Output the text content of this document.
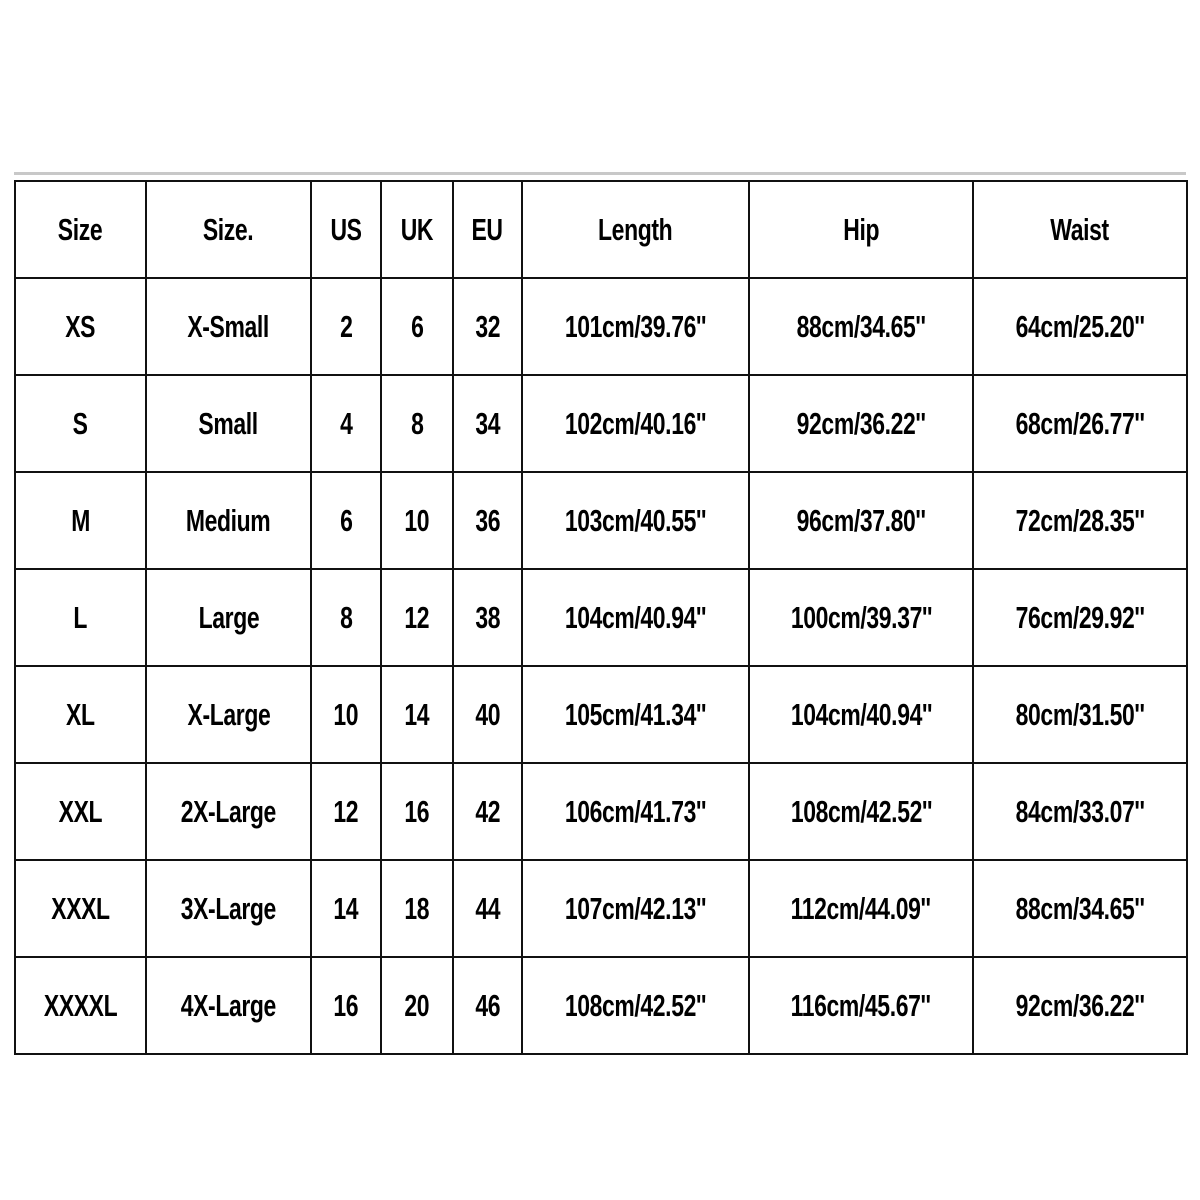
Size	Size.	US	UK	EU	Length	Hip	Waist
XS	X-Small	2	6	32	101cm/39.76''	88cm/34.65''	64cm/25.20''
S	Small	4	8	34	102cm/40.16''	92cm/36.22''	68cm/26.77''
M	Medium	6	10	36	103cm/40.55''	96cm/37.80''	72cm/28.35''
L	Large	8	12	38	104cm/40.94''	100cm/39.37''	76cm/29.92''
XL	X-Large	10	14	40	105cm/41.34''	104cm/40.94''	80cm/31.50''
XXL	2X-Large	12	16	42	106cm/41.73''	108cm/42.52''	84cm/33.07''
XXXL	3X-Large	14	18	44	107cm/42.13''	112cm/44.09''	88cm/34.65''
XXXXL	4X-Large	16	20	46	108cm/42.52''	116cm/45.67''	92cm/36.22''
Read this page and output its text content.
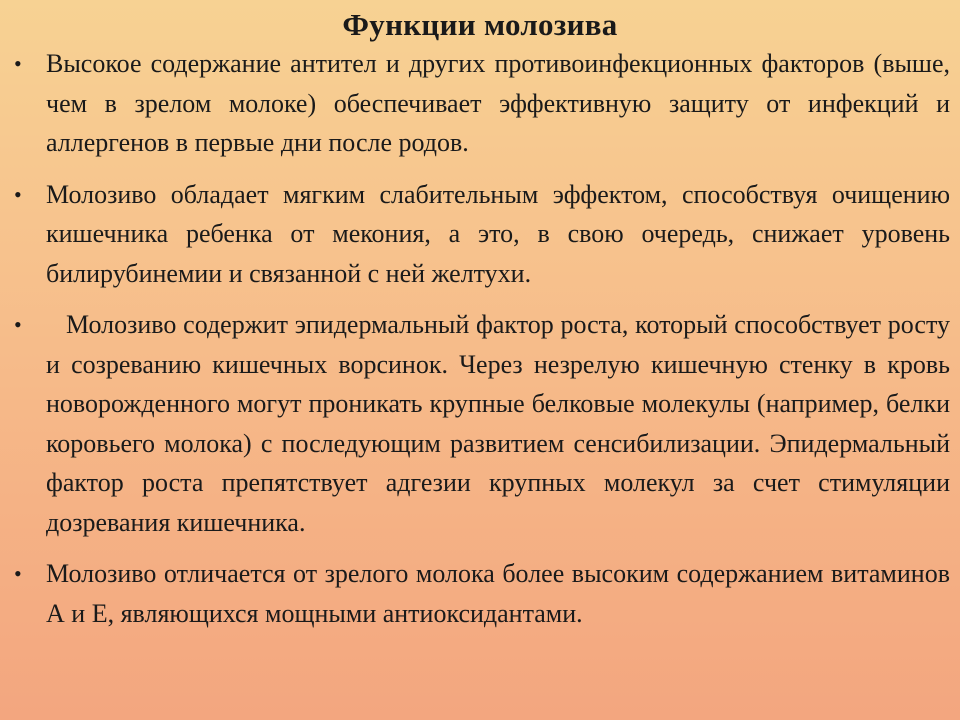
Функции молозива
• Высокое содержание антител и других противоинфекционных факторов (выше, чем в зрелом молоке) обеспечивает эффективную защиту от инфекций и аллергенов в первые дни после родов.
• Молозиво обладает мягким слабительным эффектом, способствуя очищению кишечника ребенка от мекония, а это, в свою очередь, снижает уровень билирубинемии и связанной с ней желтухи.
•	Молозиво содержит эпидермальный фактор роста, который способствует росту и созреванию кишечных ворсинок. Через незрелую кишечную стенку в кровь новорожденного могут проникать крупные белковые молекулы (например, белки коровьего молока) с последующим развитием сенсибилизации. Эпидермальный фактор роста препятствует адгезии крупных молекул за счет стимуляции дозревания кишечника.
• Молозиво отличается от зрелого молока более высоким содержанием витаминов А и Е, являющихся мощными антиоксидантами.
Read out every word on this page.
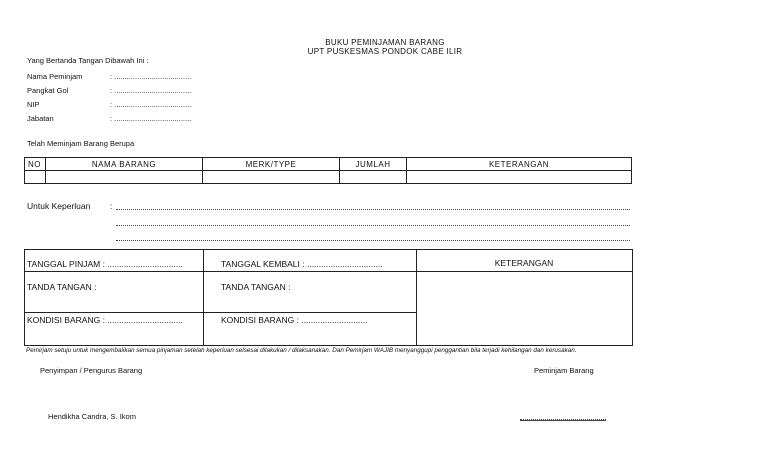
BUKU PEMINJAMAN BARANG
UPT PUSKESMAS PONDOK CABE ILIR
Yang Bertanda Tangan Dibawah Ini :
Nama Peminjam	: .....................................
Pangkat Gol	: .....................................
NIP	: .....................................
Jabatan	: .....................................
Telah Meminjam Barang Berupa
NO	NAMA BARANG	MERK/TYPE	JUMLAH	KETERANGAN

Untuk Keperluan :
TANGGAL PINJAM : ................................	TANGGAL KEMBALI : ................................	KETERANGAN
TANDA TANGAN :	TANDA TANGAN :
KONDISI BARANG : ................................	KONDISI BARANG : ............................
Pemirjam setuju untuk mengembalikan semua pinjaman setelah keperluan selsesai dilakukan / dilaksanakan. Dan Pemirjam WAJIB menyanggupi penggantian bila terjadi kehilangan dan kerusakan.
Penyimpan / Pengurus Barang	Peminjam Barang
Hendikha Candra, S. Ikom
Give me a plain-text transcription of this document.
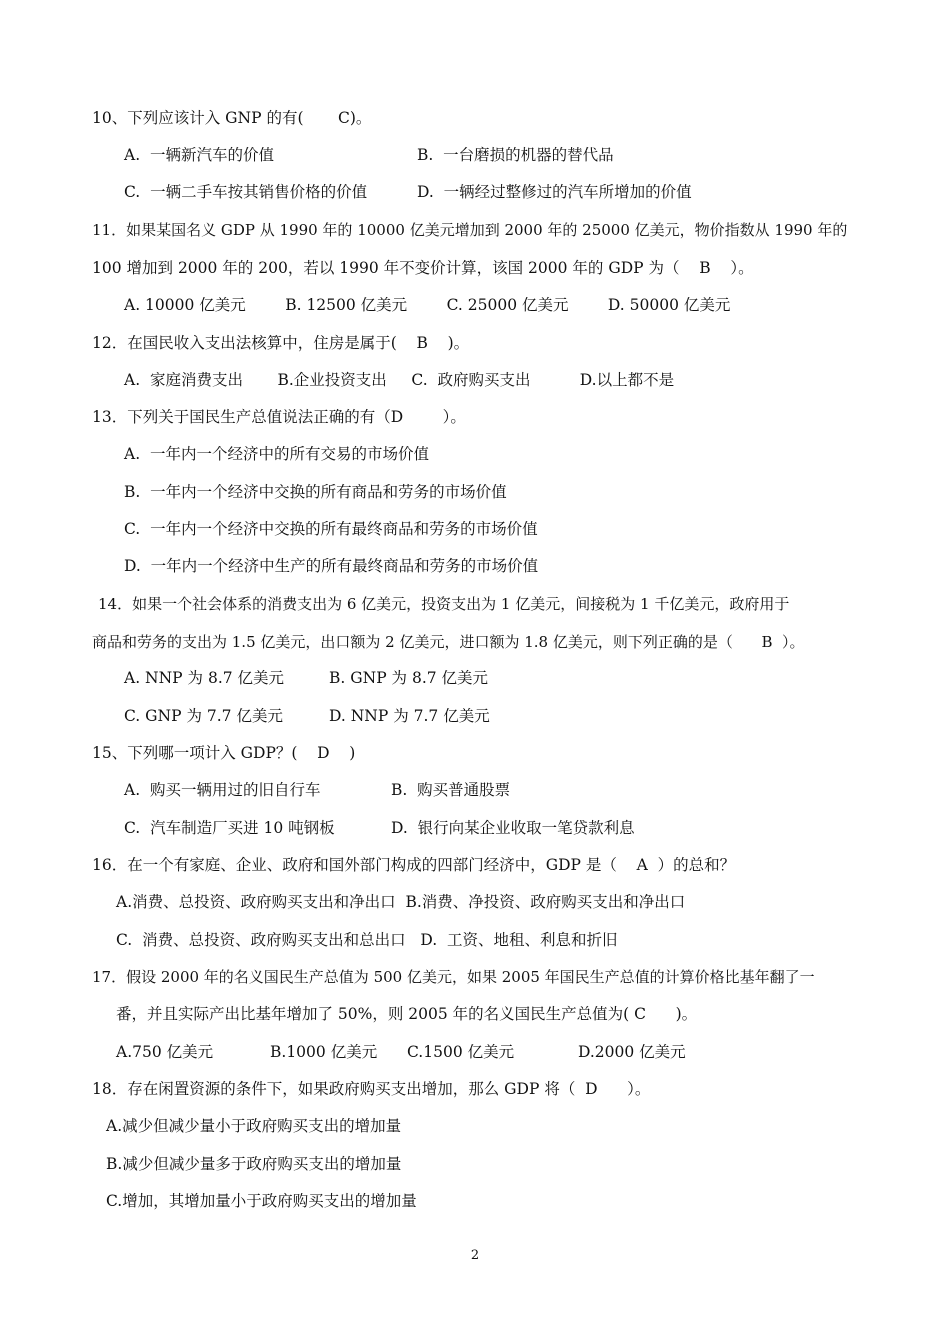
10、下列应该计入 GNP 的有(       C)。
A.  一辆新汽车的价值	B.  一台磨损的机器的替代品
C.  一辆二手车按其销售价格的价值	D.  一辆经过整修过的汽车所增加的价值
11．如果某国名义 GDP 从 1990 年的 10000 亿美元增加到 2000 年的 25000 亿美元，物价指数从 1990 年的
100 增加到 2000 年的 200，若以 1990 年不变价计算，该国 2000 年的 GDP 为（    B    ）。
A. 10000 亿美元        B. 12500 亿美元        C. 25000 亿美元        D. 50000 亿美元
12．在国民收入支出法核算中，住房是属于(    B    )。
A.  家庭消费支出       B.企业投资支出     C.  政府购买支出          D.以上都不是
13．下列关于国民生产总值说法正确的有（D        ）。
A.  一年内一个经济中的所有交易的市场价值
B.  一年内一个经济中交换的所有商品和劳务的市场价值
C.  一年内一个经济中交换的所有最终商品和劳务的市场价值
D.  一年内一个经济中生产的所有最终商品和劳务的市场价值
14．如果一个社会体系的消费支出为 6 亿美元，投资支出为 1 亿美元，间接税为 1 千亿美元，政府用于
商品和劳务的支出为 1.5 亿美元，出口额为 2 亿美元，进口额为 1.8 亿美元，则下列正确的是（      B  ）。
A. NNP 为 8.7 亿美元	B. GNP 为 8.7 亿美元
C. GNP 为 7.7 亿美元	D. NNP 为 7.7 亿美元
15、下列哪一项计入 GDP？(    D    )
A.  购买一辆用过的旧自行车	B.  购买普通股票
C.  汽车制造厂买进 10 吨钢板	D.  银行向某企业收取一笔贷款利息
16．在一个有家庭、企业、政府和国外部门构成的四部门经济中，GDP 是（    A  ）的总和？
A.消费、总投资、政府购买支出和净出口  B.消费、净投资、政府购买支出和净出口
C.  消费、总投资、政府购买支出和总出口   D.  工资、地租、利息和折旧
17．假设 2000 年的名义国民生产总值为 500 亿美元，如果 2005 年国民生产总值的计算价格比基年翻了一
番，并且实际产出比基年增加了 50%，则 2005 年的名义国民生产总值为( C      )。
A.750 亿美元	B.1000 亿美元 C.1500 亿美元	D.2000 亿美元
18．存在闲置资源的条件下，如果政府购买支出增加，那么 GDP 将（  D      ）。
A.减少但减少量小于政府购买支出的增加量
B.减少但减少量多于政府购买支出的增加量
C.增加，其增加量小于政府购买支出的增加量
2
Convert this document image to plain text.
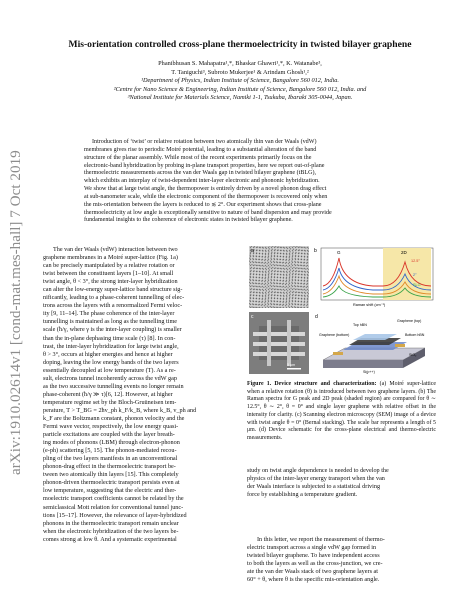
arXiv:1910.02614v1 [cond-mat.mes-hall] 7 Oct 2019
Mis-orientation controlled cross-plane thermoelectricity in twisted bilayer graphene
Phanibhusan S. Mahapatra¹,*, Bhaskar Ghawri¹,*, K. Watanabe³,
T. Taniguchi³, Subroto Mukerjee¹ & Arindam Ghosh¹,²
¹Department of Physics, Indian Institute of Science, Bangalore 560 012, India.
²Centre for Nano Science & Engineering, Indian Institute of Science, Bangalore 560 012, India. and
³National Institute for Materials Science, Namiki 1-1, Tsukuba, Ibaraki 305-0044, Japan.
Introduction of ‘twist’ or relative rotation between two atomically thin van der Waals (vdW)
membranes gives rise to periodic Moiré potential, leading to a substantial alteration of the band
structure of the planar assembly. While most of the recent experiments primarily focus on the
electronic-band hybridization by probing in-plane transport properties, here we report out-of-plane
thermoelectric measurements across the van der Waals gap in twisted bilayer graphene (tBLG),
which exhibits an interplay of twist-dependent inter-layer electronic and phononic hybridization.
We show that at large twist angle, the thermopower is entirely driven by a novel phonon drag effect
at sub-nanometer scale, while the electronic component of the thermopower is recovered only when
the mis-orientation between the layers is reduced to ≲ 2°. Our experiment shows that cross-plane
thermoelectricity at low angle is exceptionally sensitive to nature of band dispersion and may provide
fundamental insights to the coherence of electronic states in twisted bilayer graphene.
The van der Waals (vdW) interaction between two
graphene membranes in a Moiré super-lattice (Fig. 1a)
can be precisely manipulated by a relative rotation or
twist between the constituent layers [1–10]. At small
twist angle, θ < 3°, the strong inter-layer hybridization
can alter the low-energy super-lattice band structure sig-
nificantly, leading to a phase-coherent tunnelling of elec-
trons across the layers with a renormalized Fermi veloc-
ity [9, 11–14]. The phase coherence of the inter-layer
tunnelling is maintained as long as the tunnelling time
scale (ħ/γ, where γ is the inter-layer coupling) is smaller
than the in-plane dephasing time scale (τ) [8]. In con-
trast, the inter-layer hybridization for large twist angle,
θ > 3°, occurs at higher energies and hence at higher
doping, leaving the low energy bands of the two layers
essentially decoupled at low temperature (T). As a re-
sult, electrons tunnel incoherently across the vdW gap
as the two successive tunnelling events no longer remain
phase-coherent (ħ/γ ≫ τ)[6, 12]. However, at higher
temperature regime set by the Bloch-Gruüneisen tem-
perature, T > T_BG = 2ħv_ph k_F/k_B, where k_B, v_ph and
k_F are the Boltzmann constant, phonon velocity and the
Fermi wave vector, respectively, the low energy quasi-
particle excitations are coupled with the layer breath-
ing modes of phonons (LBM) through electron-phonon
(e-ph) scattering [5, 15]. The phonon-mediated recou-
pling of the two layers manifests in an unconventional
phonon-drag effect in the thermoelectric transport be-
tween two atomically thin layers [15]. This completely
phonon-driven thermoelectric transport persists even at
low temperature, suggesting that the electric and ther-
moelectric transport coefficients cannot be related by the
semiclassical Mott relation for conventional tunnel junc-
tions [15–17]. However, the relevance of layer-hybridized
phonons in the thermoelectric transport remain unclear
when the electronic hybridization of the two layers be-
comes strong at low θ. And a systematic experimental
a	G	2D
12.5°
2°
SLG
Raman shift (cm⁻¹)
b
5 μm
c
Top hBN
Graphene (top)
Bottom hBN
Graphene (bottom)
SiO₂
Si(p++)
d
Figure 1. Device structure and characterization: (a) Moiré super-lattice when a relative rotation (θ) is introduced between two graphene layers. (b) The Raman spectra for G peak and 2D peak (shaded region) are compared for θ ∼ 12.5°, θ ∼ 2°, θ = 0° and single layer graphene with relative offset in the intensity for clarity. (c) Scanning electron microscopy (SEM) image of a device with twist angle θ = 0° (Bernal stacking). The scale bar represents a length of 5 μm. (d) Device schematic for the cross-plane electrical and thermo-electric measurements.
study on twist angle dependence is needed to develop the
physics of the inter-layer energy transport when the van
der Waals interface is subjected to a statistical driving
force by establishing a temperature gradient.
In this letter, we report the measurement of thermo-
electric transport across a single vdW gap formed in
twisted bilayer graphene. To have independent access
to both the layers as well as the cross-junction, we cre-
ate the van der Waals stack of two graphene layers at
60° + θ, where θ is the specific mis-orientation angle.
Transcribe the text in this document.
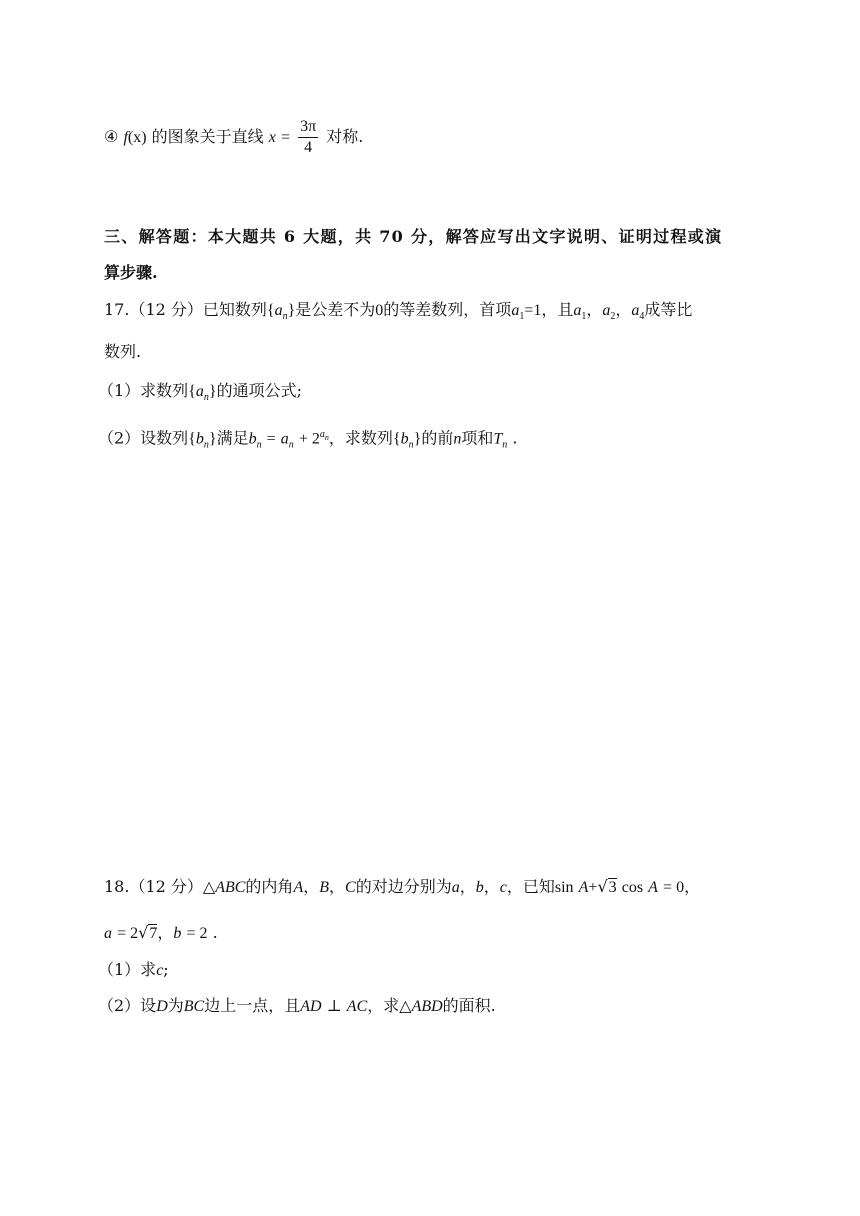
④ f(x) 的图象关于直线 $x = \frac{3\pi}{4}$ 对称.
三、解答题：本大题共 6 大题，共 70 分，解答应写出文字说明、证明过程或演
算步骤.
17.（12 分）已知数列$\{a_n\}$是公差不为0的等差数列，首项$a_1=1$，且$a_1$，$a_2$，$a_4$成等比
数列.
（1）求数列$\{a_n\}$的通项公式;
（2）设数列$\{b_n\}$满足$b_n = a_n + 2^{a_n}$，求数列$\{b_n\}$的前n项和$T_n$ .
18.（12 分）△ABC的内角A，B，C的对边分别为a，b，c，已知sin A+√3 cos A = 0，
a = 2√7，b = 2 .
（1）求c;
（2）设D为BC边上一点，且AD ⊥ AC，求△ABD的面积.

What to work on: Copy out all lines above that include the string "where".

Output for this exercise:
scale (ħ/γ, where γ is the inter-layer coupling) is smaller
perature, T > T_BG = 2ħv_ph k_F/k_B, where k_B, v_ph and
60° + θ, where θ is the specific mis-orientation angle.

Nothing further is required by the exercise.